EXERCISE REQUIREMENTS: Pictures do not belong in the copy; transcribe everything else in the records exactly.

EXERCISE MATERIALS:
## START
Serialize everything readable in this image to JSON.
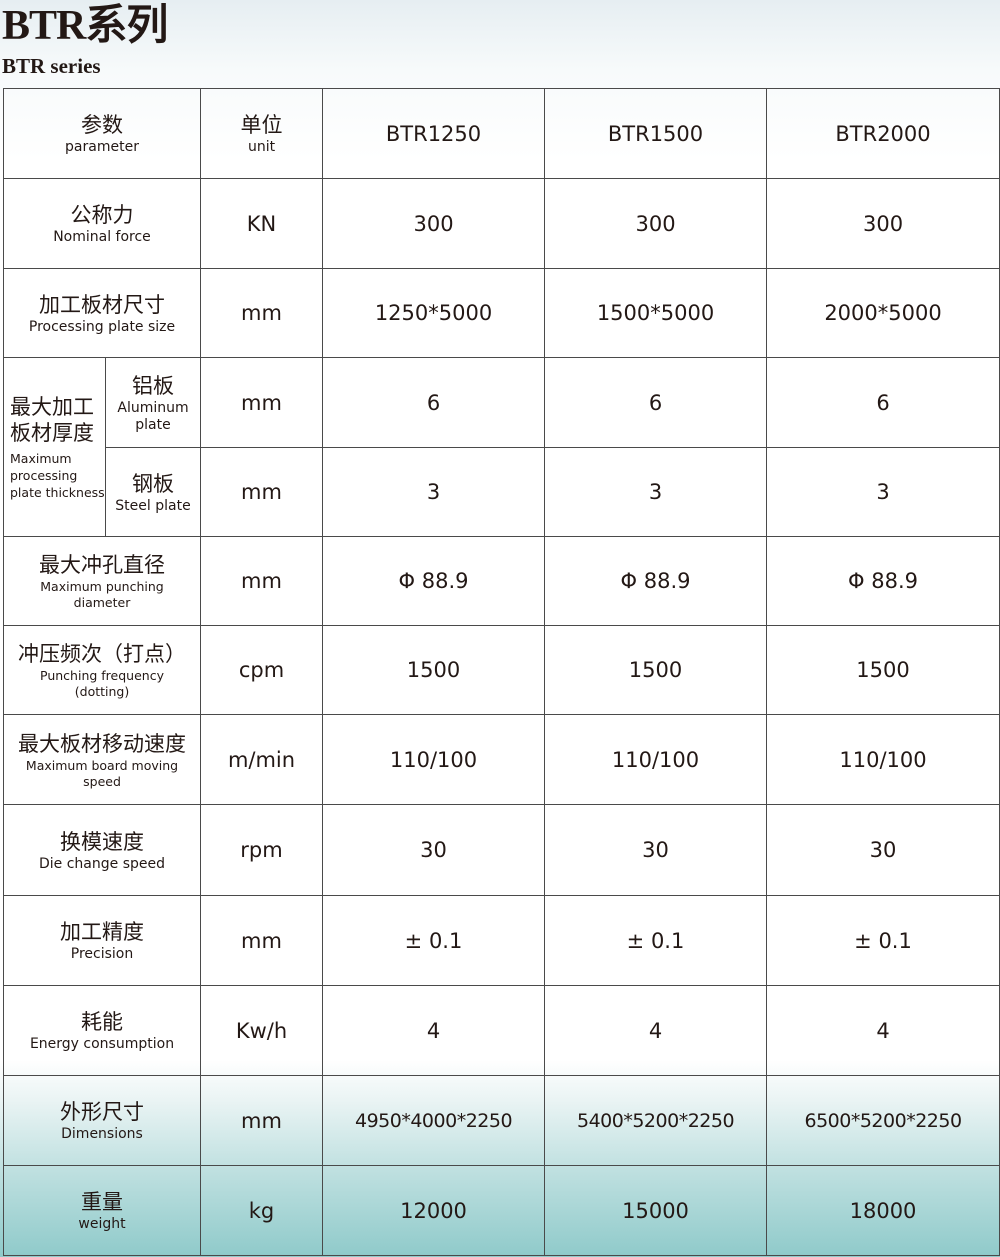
{
  "header": {
    "title": "BTR系列",
    "subtitle": "BTR series"
  },
  "table": {
    "head": {
      "param_zh": "参数",
      "param_en": "parameter",
      "unit_zh": "单位",
      "unit_en": "unit",
      "models": [
        "BTR1250",
        "BTR1500",
        "BTR2000"
      ]
    },
    "rows": [
      {
        "zh": "公称力",
        "en": "Nominal force",
        "unit": "KN",
        "values": [
          "300",
          "300",
          "300"
        ]
      },
      {
        "zh": "加工板材尺寸",
        "en": "Processing plate size",
        "unit": "mm",
        "values": [
          "1250*5000",
          "1500*5000",
          "2000*5000"
        ]
      },
      {
        "group_zh": "最大加工板材厚度",
        "group_en": "Maximum processing plate thickness",
        "sub_zh": "铝板",
        "sub_en": "Aluminum plate",
        "unit": "mm",
        "values": [
          "6",
          "6",
          "6"
        ]
      },
      {
        "sub_zh": "钢板",
        "sub_en": "Steel plate",
        "unit": "mm",
        "values": [
          "3",
          "3",
          "3"
        ]
      },
      {
        "zh": "最大冲孔直径",
        "en": "Maximum punching diameter",
        "unit": "mm",
        "values": [
          "Φ 88.9",
          "Φ 88.9",
          "Φ 88.9"
        ]
      },
      {
        "zh": "冲压频次（打点）",
        "en": "Punching frequency (dotting)",
        "unit": "cpm",
        "values": [
          "1500",
          "1500",
          "1500"
        ]
      },
      {
        "zh": "最大板材移动速度",
        "en": "Maximum board moving speed",
        "unit": "m/min",
        "values": [
          "110/100",
          "110/100",
          "110/100"
        ]
      },
      {
        "zh": "换模速度",
        "en": "Die change speed",
        "unit": "rpm",
        "values": [
          "30",
          "30",
          "30"
        ]
      },
      {
        "zh": "加工精度",
        "en": "Precision",
        "unit": "mm",
        "values": [
          "± 0.1",
          "± 0.1",
          "± 0.1"
        ]
      },
      {
        "zh": "耗能",
        "en": "Energy consumption",
        "unit": "Kw/h",
        "values": [
          "4",
          "4",
          "4"
        ]
      },
      {
        "zh": "外形尺寸",
        "en": "Dimensions",
        "unit": "mm",
        "values": [
          "4950*4000*2250",
          "5400*5200*2250",
          "6500*5200*2250"
        ]
      },
      {
        "zh": "重量",
        "en": "weight",
        "unit": "kg",
        "values": [
          "12000",
          "15000",
          "18000"
        ]
      }
    ]
  }
}
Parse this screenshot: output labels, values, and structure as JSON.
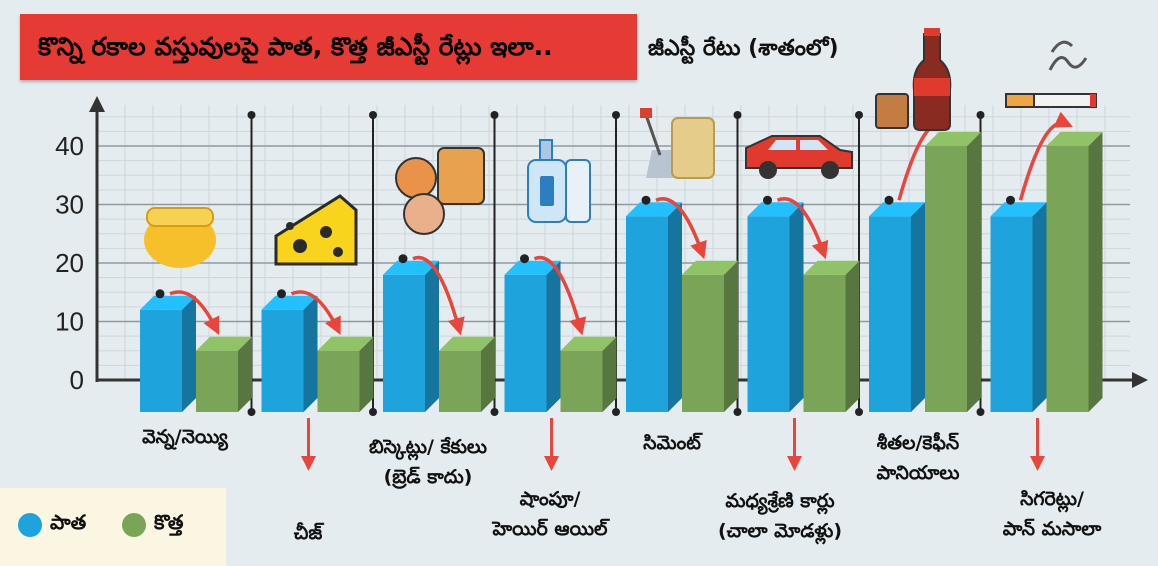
{
  "title": "కొన్ని రకాల వస్తువులపై పాత, కొత్త జీఎస్టీ రేట్లు ఇలా..",
  "subtitle": "జీఎస్టీ రేటు (శాతంలో)",
  "colors": {
    "old": "#1ea3dc",
    "new": "#7aa457",
    "banner": "#e63a35",
    "arrow": "#e8453c"
  },
  "legend": {
    "old_label": "పాత",
    "new_label": "కొత్త"
  },
  "icons": [
    "ghee-jar-icon",
    "cheese-icon",
    "biscuits-icon",
    "shampoo-bottles-icon",
    "cement-bags-icon",
    "car-icon",
    "cola-bottle-icon",
    "cigarette-icon"
  ],
  "chart_data": {
    "type": "bar",
    "title": "కొన్ని రకాల వస్తువులపై పాత, కొత్త జీఎస్టీ రేట్లు ఇలా..",
    "ylabel": "జీఎస్టీ రేటు (శాతంలో)",
    "ylim": [
      0,
      45
    ],
    "yticks": [
      0,
      10,
      20,
      30,
      40
    ],
    "grid": true,
    "legend_position": "bottom-left",
    "categories": [
      "వెన్న/నెయ్యి",
      "చీజ్",
      "బిస్కెట్లు/ కేకులు (బ్రెడ్ కాదు)",
      "షాంపూ/ హెయిర్ ఆయిల్",
      "సిమెంట్",
      "మధ్యశ్రేణి కార్లు (చాలా మోడళ్లు)",
      "శీతల/కెఫీన్ పానియాలు",
      "సిగరెట్లు/ పాన్ మసాలా"
    ],
    "series": [
      {
        "name": "పాత",
        "values": [
          12,
          12,
          18,
          18,
          28,
          28,
          28,
          28
        ]
      },
      {
        "name": "కొత్త",
        "values": [
          5,
          5,
          5,
          5,
          18,
          18,
          40,
          40
        ]
      }
    ]
  },
  "category_labels": [
    [
      "వెన్న/నెయ్యి"
    ],
    [
      "చీజ్"
    ],
    [
      "బిస్కెట్లు/ కేకులు",
      "(బ్రెడ్ కాదు)"
    ],
    [
      "షాంపూ/",
      "హెయిర్ ఆయిల్"
    ],
    [
      "సిమెంట్"
    ],
    [
      "మధ్యశ్రేణి కార్లు",
      "(చాలా మోడళ్లు)"
    ],
    [
      "శీతల/కెఫీన్",
      "పానియాలు"
    ],
    [
      "సిగరెట్లు/",
      "పాన్ మసాలా"
    ]
  ]
}
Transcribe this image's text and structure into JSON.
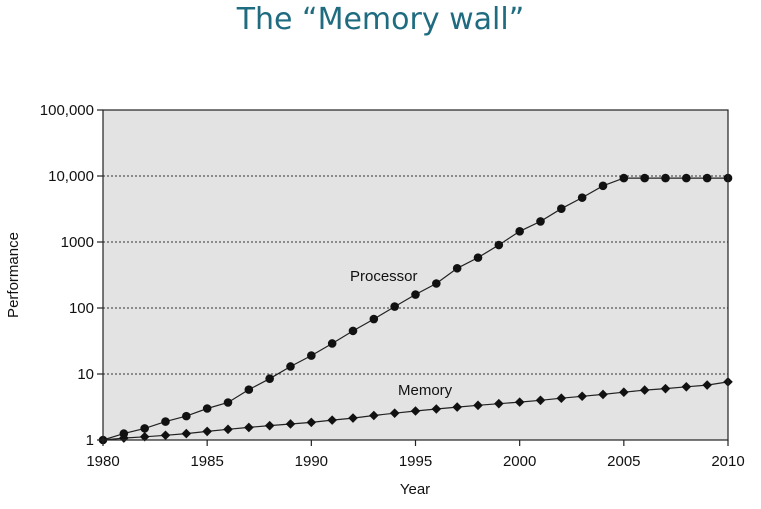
## END
EXERCISE RESULT:
Serialize everything readable in this image to JSON.
{
  "header": {
    "title": "BTR系列",
    "subtitle": "BTR series"
  },
  "table": {
    "head": {
      "param_zh": "参数",
      "param_en": "parameter",
      "unit_zh": "单位",
      "unit_en": "unit",
      "models": [
        "BTR1250",
        "BTR1500",
        "BTR2000"
      ]
    },
    "rows": [
      {
        "zh": "公称力",
        "en": "Nominal force",
        "unit": "KN",
        "values": [
          "300",
          "300",
          "300"
        ]
      },
      {
        "zh": "加工板材尺寸",
        "en": "Processing plate size",
        "unit": "mm",
        "values": [
          "1250*5000",
          "1500*5000",
          "2000*5000"
        ]
      },
      {
        "group_zh": "最大加工板材厚度",
        "group_en": "Maximum processing plate thickness",
        "sub_zh": "铝板",
        "sub_en": "Aluminum plate",
        "unit": "mm",
        "values": [
          "6",
          "6",
          "6"
        ]
      },
      {
        "sub_zh": "钢板",
        "sub_en": "Steel plate",
        "unit": "mm",
        "values": [
          "3",
          "3",
          "3"
        ]
      },
      {
        "zh": "最大冲孔直径",
        "en": "Maximum punching diameter",
        "unit": "mm",
        "values": [
          "Φ 88.9",
          "Φ 88.9",
          "Φ 88.9"
        ]
      },
      {
        "zh": "冲压频次（打点）",
        "en": "Punching frequency (dotting)",
        "unit": "cpm",
        "values": [
          "1500",
          "1500",
          "1500"
        ]
      },
      {
        "zh": "最大板材移动速度",
        "en": "Maximum board moving speed",
        "unit": "m/min",
        "values": [
          "110/100",
          "110/100",
          "110/100"
        ]
      },
      {
        "zh": "换模速度",
        "en": "Die change speed",
        "unit": "rpm",
        "values": [
          "30",
          "30",
          "30"
        ]
      },
      {
        "zh": "加工精度",
        "en": "Precision",
        "unit": "mm",
        "values": [
          "± 0.1",
          "± 0.1",
          "± 0.1"
        ]
      },
      {
        "zh": "耗能",
        "en": "Energy consumption",
        "unit": "Kw/h",
        "values": [
          "4",
          "4",
          "4"
        ]
      },
      {
        "zh": "外形尺寸",
        "en": "Dimensions",
        "unit": "mm",
        "values": [
          "4950*4000*2250",
          "5400*5200*2250",
          "6500*5200*2250"
        ]
      },
      {
        "zh": "重量",
        "en": "weight",
        "unit": "kg",
        "values": [
          "12000",
          "15000",
          "18000"
        ]
      }
    ]
  }
}
Parse this screenshot: output labels, values, and structure as JSON.
{
  "title": "కొన్ని రకాల వస్తువులపై పాత, కొత్త జీఎస్టీ రేట్లు ఇలా..",
  "subtitle": "జీఎస్టీ రేటు (శాతంలో)",
  "colors": {
    "old": "#1ea3dc",
    "new": "#7aa457",
    "banner": "#e63a35",
    "arrow": "#e8453c"
  },
  "legend": {
    "old_label": "పాత",
    "new_label": "కొత్త"
  },
  "icons": [
    "ghee-jar-icon",
    "cheese-icon",
    "biscuits-icon",
    "shampoo-bottles-icon",
    "cement-bags-icon",
    "car-icon",
    "cola-bottle-icon",
    "cigarette-icon"
  ],
  "chart_data": {
    "type": "bar",
    "title": "కొన్ని రకాల వస్తువులపై పాత, కొత్త జీఎస్టీ రేట్లు ఇలా..",
    "ylabel": "జీఎస్టీ రేటు (శాతంలో)",
    "ylim": [
      0,
      45
    ],
    "yticks": [
      0,
      10,
      20,
      30,
      40
    ],
    "grid": true,
    "legend_position": "bottom-left",
    "categories": [
      "వెన్న/నెయ్యి",
      "చీజ్",
      "బిస్కెట్లు/ కేకులు (బ్రెడ్ కాదు)",
      "షాంపూ/ హెయిర్ ఆయిల్",
      "సిమెంట్",
      "మధ్యశ్రేణి కార్లు (చాలా మోడళ్లు)",
      "శీతల/కెఫీన్ పానియాలు",
      "సిగరెట్లు/ పాన్ మసాలా"
    ],
    "series": [
      {
        "name": "పాత",
        "values": [
          12,
          12,
          18,
          18,
          28,
          28,
          28,
          28
        ]
      },
      {
        "name": "కొత్త",
        "values": [
          5,
          5,
          5,
          5,
          18,
          18,
          40,
          40
        ]
      }
    ]
  },
  "category_labels": [
    [
      "వెన్న/నెయ్యి"
    ],
    [
      "చీజ్"
    ],
    [
      "బిస్కెట్లు/ కేకులు",
      "(బ్రెడ్ కాదు)"
    ],
    [
      "షాంపూ/",
      "హెయిర్ ఆయిల్"
    ],
    [
      "సిమెంట్"
    ],
    [
      "మధ్యశ్రేణి కార్లు",
      "(చాలా మోడళ్లు)"
    ],
    [
      "శీతల/కెఫీన్",
      "పానియాలు"
    ],
    [
      "సిగరెట్లు/",
      "పాన్ మసాలా"
    ]
  ]
}
Transcribe this image's text and structure into JSON.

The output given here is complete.